Saved entries:
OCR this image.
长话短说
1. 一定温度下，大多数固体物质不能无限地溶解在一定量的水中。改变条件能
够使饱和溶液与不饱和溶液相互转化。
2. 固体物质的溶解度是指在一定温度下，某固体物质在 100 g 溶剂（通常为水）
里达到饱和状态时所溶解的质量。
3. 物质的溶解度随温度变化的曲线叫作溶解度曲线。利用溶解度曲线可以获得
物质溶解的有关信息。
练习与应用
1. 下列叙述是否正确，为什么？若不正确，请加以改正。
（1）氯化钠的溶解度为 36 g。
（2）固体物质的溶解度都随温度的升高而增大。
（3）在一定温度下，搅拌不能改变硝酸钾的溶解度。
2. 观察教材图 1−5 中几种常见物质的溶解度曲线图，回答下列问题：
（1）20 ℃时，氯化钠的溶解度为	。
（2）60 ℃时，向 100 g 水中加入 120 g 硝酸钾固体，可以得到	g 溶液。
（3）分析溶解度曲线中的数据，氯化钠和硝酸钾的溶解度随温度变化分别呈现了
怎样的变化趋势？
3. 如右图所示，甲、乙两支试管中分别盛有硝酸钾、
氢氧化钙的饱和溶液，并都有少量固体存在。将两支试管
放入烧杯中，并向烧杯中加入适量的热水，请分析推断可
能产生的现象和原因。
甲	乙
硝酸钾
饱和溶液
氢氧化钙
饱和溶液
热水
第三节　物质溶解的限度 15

» **Task to complete**
Reproduce all of the data exactly as given.

» **The response**
OCR this image.
长话短说
1. 一定温度下，大多数固体物质不能无限地溶解在一定量的水中。改变条件能
够使饱和溶液与不饱和溶液相互转化。
2. 固体物质的溶解度是指在一定温度下，某固体物质在 100 g 溶剂（通常为水）
里达到饱和状态时所溶解的质量。
3. 物质的溶解度随温度变化的曲线叫作溶解度曲线。利用溶解度曲线可以获得
物质溶解的有关信息。
练习与应用
1. 下列叙述是否正确，为什么？若不正确，请加以改正。
（1）氯化钠的溶解度为 36 g。
（2）固体物质的溶解度都随温度的升高而增大。
（3）在一定温度下，搅拌不能改变硝酸钾的溶解度。
2. 观察教材图 1−5 中几种常见物质的溶解度曲线图，回答下列问题：
（1）20 ℃时，氯化钠的溶解度为	。
（2）60 ℃时，向 100 g 水中加入 120 g 硝酸钾固体，可以得到	g 溶液。
（3）分析溶解度曲线中的数据，氯化钠和硝酸钾的溶解度随温度变化分别呈现了
怎样的变化趋势？
3. 如右图所示，甲、乙两支试管中分别盛有硝酸钾、
氢氧化钙的饱和溶液，并都有少量固体存在。将两支试管
放入烧杯中，并向烧杯中加入适量的热水，请分析推断可
能产生的现象和原因。
甲	乙
硝酸钾
饱和溶液
氢氧化钙
饱和溶液
热水
第三节　物质溶解的限度 15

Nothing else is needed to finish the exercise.